**PROBLEM TO SOLVE**:
Continue the news article below about Thomas Chippendale's lacquer secretaire with a few more sentences, starting after its last sentence.

**TEXT EXTRACT**:
-- START --
A beautifully elaborate example work by a word famous Leeds master craftsman, this beautiful lady’s secretaire will be going on display at Leeds City Museum next month.
Made by none other than Thomas Chippendale, the stunning cabinet was created in 1773 and fashioned from specially-imported Chinese lacquer panels.
Originally made for the State Bedroom at Harewood House, the cabinet is usually found at Temple Newsam House and cost £26 when it was created as part of Chippendale’s 30 year commission at Harewood, for which he was paid £10,000.
The piece was saved for the nation by a number of funders in 1999, after it was the subject of an export ban preventing its sale to a private individual in New York.
The secretaire will be among a huge selection of pieces which will go on display at Leeds City Museum from February 9 as part of national celebrations to mark 300 years since Chippendale’s birth.
-- END --
**EXCERPTED DATA**:
-- START --
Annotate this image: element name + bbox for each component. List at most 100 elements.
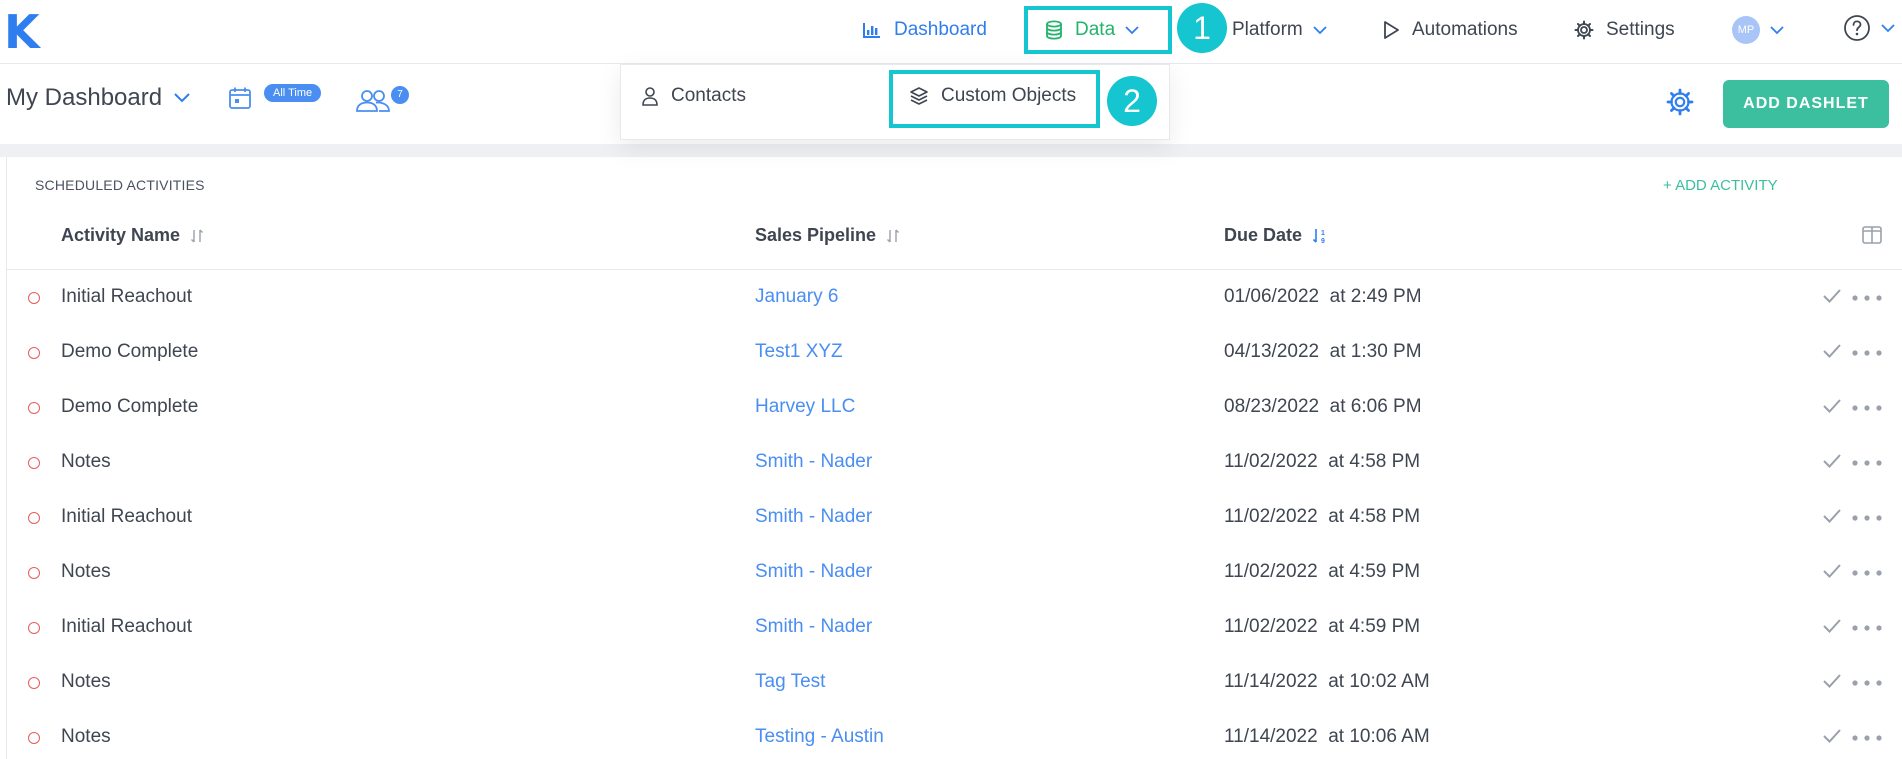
table-row[interactable]: Demo Complete Test1 XYZ 04/13/2022 at 1:30… bbox=[6, 325, 1902, 380]
sales-pipeline-link[interactable]: Smith - Nader bbox=[755, 616, 872, 638]
activity-name[interactable]: Initial Reachout bbox=[61, 506, 192, 528]
checkmark-icon[interactable] bbox=[1822, 618, 1842, 634]
due-date: 08/23/2022 at 6:06 PM bbox=[1224, 396, 1422, 417]
more-options-icon[interactable] bbox=[1852, 570, 1882, 576]
help-button[interactable] bbox=[1843, 14, 1895, 42]
columns-toggle-button[interactable] bbox=[1862, 226, 1882, 249]
status-circle-icon[interactable] bbox=[28, 347, 40, 359]
table-row[interactable]: Initial Reachout January 6 01/06/2022 at 2… bbox=[6, 270, 1902, 325]
page-title: My Dashboard bbox=[6, 84, 163, 111]
sales-pipeline-link[interactable]: Harvey LLC bbox=[755, 396, 855, 418]
table-row[interactable]: Notes Smith - Nader 11/02/2022 at 4:59 PM bbox=[6, 545, 1902, 600]
checkmark-icon[interactable] bbox=[1822, 398, 1842, 414]
activity-name[interactable]: Initial Reachout bbox=[61, 616, 192, 638]
status-circle-icon[interactable] bbox=[28, 732, 40, 744]
top-navigation: K Dashboard Data Platform Automations Se… bbox=[0, 0, 1902, 64]
sales-pipeline-link[interactable]: Smith - Nader bbox=[755, 506, 872, 528]
bar-chart-icon bbox=[863, 23, 880, 38]
activity-name[interactable]: Notes bbox=[61, 451, 111, 473]
due-date: 11/02/2022 at 4:59 PM bbox=[1224, 561, 1421, 582]
activity-name[interactable]: Notes bbox=[61, 561, 111, 583]
status-circle-icon[interactable] bbox=[28, 402, 40, 414]
table-row[interactable]: Notes Testing - Austin 11/14/2022 at 10:06… bbox=[6, 710, 1902, 759]
date-filter-button[interactable] bbox=[228, 86, 252, 115]
column-header-sales-pipeline[interactable]: Sales Pipeline bbox=[755, 225, 900, 246]
nav-platform-label: Platform bbox=[1232, 19, 1303, 40]
add-dashlet-button[interactable]: ADD DASHLET bbox=[1723, 80, 1889, 128]
svg-text:9: 9 bbox=[1321, 238, 1325, 245]
section-divider bbox=[0, 144, 1902, 157]
users-icon bbox=[356, 90, 390, 112]
calendar-icon bbox=[229, 87, 251, 109]
user-menu[interactable]: MP bbox=[1732, 16, 1784, 44]
add-activity-link[interactable]: + ADD ACTIVITY bbox=[1663, 177, 1778, 194]
column-header-due-date[interactable]: Due Date 1 9 bbox=[1224, 225, 1328, 246]
checkmark-icon[interactable] bbox=[1822, 343, 1842, 359]
nav-settings[interactable]: Settings bbox=[1574, 16, 1675, 44]
table-row[interactable]: Demo Complete Harvey LLC 08/23/2022 at 6:0… bbox=[6, 380, 1902, 435]
more-options-icon[interactable] bbox=[1852, 680, 1882, 686]
column-header-label: Due Date bbox=[1224, 225, 1303, 245]
activity-name[interactable]: Notes bbox=[61, 726, 111, 748]
more-options-icon[interactable] bbox=[1852, 460, 1882, 466]
more-options-icon[interactable] bbox=[1852, 405, 1882, 411]
sales-pipeline-link[interactable]: Smith - Nader bbox=[755, 451, 872, 473]
more-options-icon[interactable] bbox=[1852, 625, 1882, 631]
checkmark-icon[interactable] bbox=[1822, 563, 1842, 579]
menu-item-label: Contacts bbox=[671, 85, 746, 106]
dashboard-selector[interactable]: My Dashboard bbox=[6, 84, 190, 112]
checkmark-icon[interactable] bbox=[1822, 508, 1842, 524]
sales-pipeline-link[interactable]: Testing - Austin bbox=[755, 726, 884, 748]
nav-automations[interactable]: Automations bbox=[1382, 16, 1518, 44]
table-row[interactable]: Notes Tag Test 11/14/2022 at 10:02 AM bbox=[6, 655, 1902, 710]
activity-name[interactable]: Notes bbox=[61, 671, 111, 693]
checkmark-icon[interactable] bbox=[1822, 728, 1842, 744]
gear-icon bbox=[1666, 88, 1694, 116]
column-header-label: Sales Pipeline bbox=[755, 225, 877, 245]
table-row[interactable]: Initial Reachout Smith - Nader 11/02/2022 … bbox=[6, 490, 1902, 545]
sort-ascending-icon: 1 9 bbox=[1312, 228, 1325, 245]
checkmark-icon[interactable] bbox=[1822, 453, 1842, 469]
checkmark-icon[interactable] bbox=[1822, 673, 1842, 689]
dashboard-settings-button[interactable] bbox=[1666, 88, 1694, 121]
sales-pipeline-link[interactable]: Test1 XYZ bbox=[755, 341, 843, 363]
more-options-icon[interactable] bbox=[1852, 295, 1882, 301]
nav-automations-label: Automations bbox=[1412, 19, 1518, 40]
users-filter-button[interactable] bbox=[354, 88, 392, 117]
help-icon bbox=[1844, 15, 1870, 41]
more-options-icon[interactable] bbox=[1852, 515, 1882, 521]
more-options-icon[interactable] bbox=[1852, 735, 1882, 741]
sales-pipeline-link[interactable]: January 6 bbox=[755, 286, 838, 308]
due-date: 11/02/2022 at 4:58 PM bbox=[1224, 451, 1421, 472]
nav-dashboard-label: Dashboard bbox=[894, 19, 987, 40]
status-circle-icon[interactable] bbox=[28, 677, 40, 689]
checkmark-icon[interactable] bbox=[1822, 288, 1842, 304]
menu-item-contacts[interactable]: Contacts bbox=[641, 85, 746, 107]
chevron-down-icon bbox=[1770, 25, 1784, 34]
column-header-activity-name[interactable]: Activity Name bbox=[61, 225, 204, 246]
nav-platform[interactable]: Platform bbox=[1232, 16, 1327, 44]
chevron-down-icon bbox=[1313, 25, 1327, 34]
sales-pipeline-link[interactable]: Tag Test bbox=[755, 671, 825, 693]
status-circle-icon[interactable] bbox=[28, 512, 40, 524]
svg-text:1: 1 bbox=[1321, 230, 1325, 237]
sales-pipeline-link[interactable]: Smith - Nader bbox=[755, 561, 872, 583]
highlight-box-data bbox=[1024, 6, 1172, 54]
table-row[interactable]: Notes Smith - Nader 11/02/2022 at 4:58 PM bbox=[6, 435, 1902, 490]
status-circle-icon[interactable] bbox=[28, 292, 40, 304]
sort-icon bbox=[191, 229, 204, 242]
more-options-icon[interactable] bbox=[1852, 350, 1882, 356]
table-row[interactable]: Initial Reachout Smith - Nader 11/02/2022 … bbox=[6, 600, 1902, 655]
app-logo[interactable]: K bbox=[4, 8, 40, 56]
activity-name[interactable]: Initial Reachout bbox=[61, 286, 192, 308]
status-circle-icon[interactable] bbox=[28, 622, 40, 634]
activity-name[interactable]: Demo Complete bbox=[61, 341, 198, 363]
status-circle-icon[interactable] bbox=[28, 457, 40, 469]
due-date: 11/14/2022 at 10:02 AM bbox=[1224, 671, 1430, 692]
nav-dashboard[interactable]: Dashboard bbox=[862, 16, 987, 44]
activity-name[interactable]: Demo Complete bbox=[61, 396, 198, 418]
panel-title: SCHEDULED ACTIVITIES bbox=[35, 177, 205, 193]
step-badge-2: 2 bbox=[1107, 76, 1157, 126]
column-header-label: Activity Name bbox=[61, 225, 181, 245]
status-circle-icon[interactable] bbox=[28, 567, 40, 579]
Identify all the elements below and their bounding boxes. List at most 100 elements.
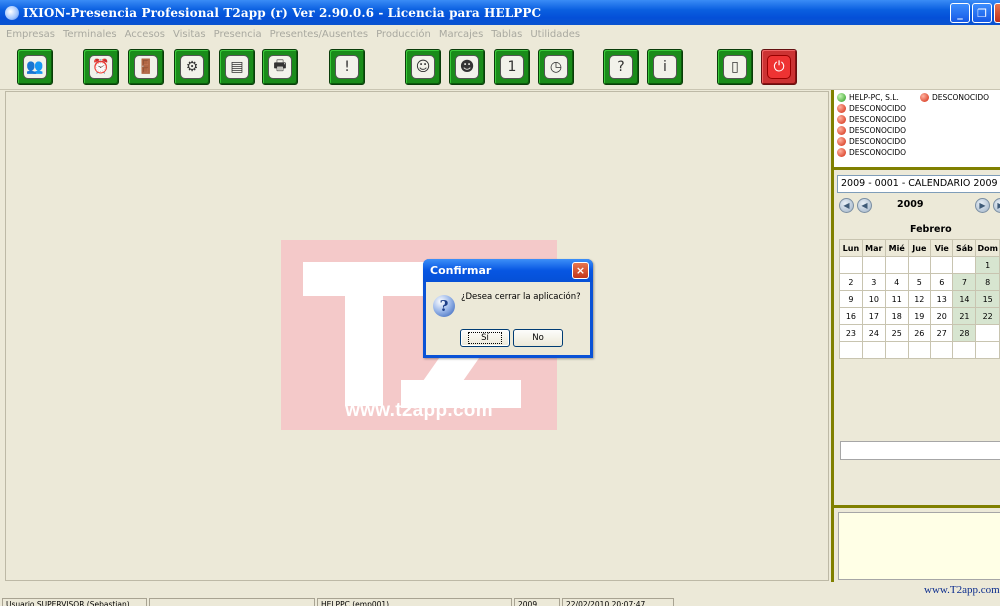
-- END --
**RESPONSE TO THE EXERCISE**:
Other key pieces will include loans from the Royal Collection, Paxton House, Newby Hall, and Dumfries House, which has around 10 per cent of known Chippendale furniture in the world in a collection handpicked by the fifth earl from Chippendale’s workshop.
The exhibition will also aim to tell the story of the man behind the famous furniture, looking at some of the lesser-known details of Chippendale’s life, family, and career.
Councillor Brian Selby, Leeds City Council’s lead member for museums and galleries, said: “Chippendale clearly led a fascinating life and it’s a privilege for Leeds to be playing such an important part in telling his story.”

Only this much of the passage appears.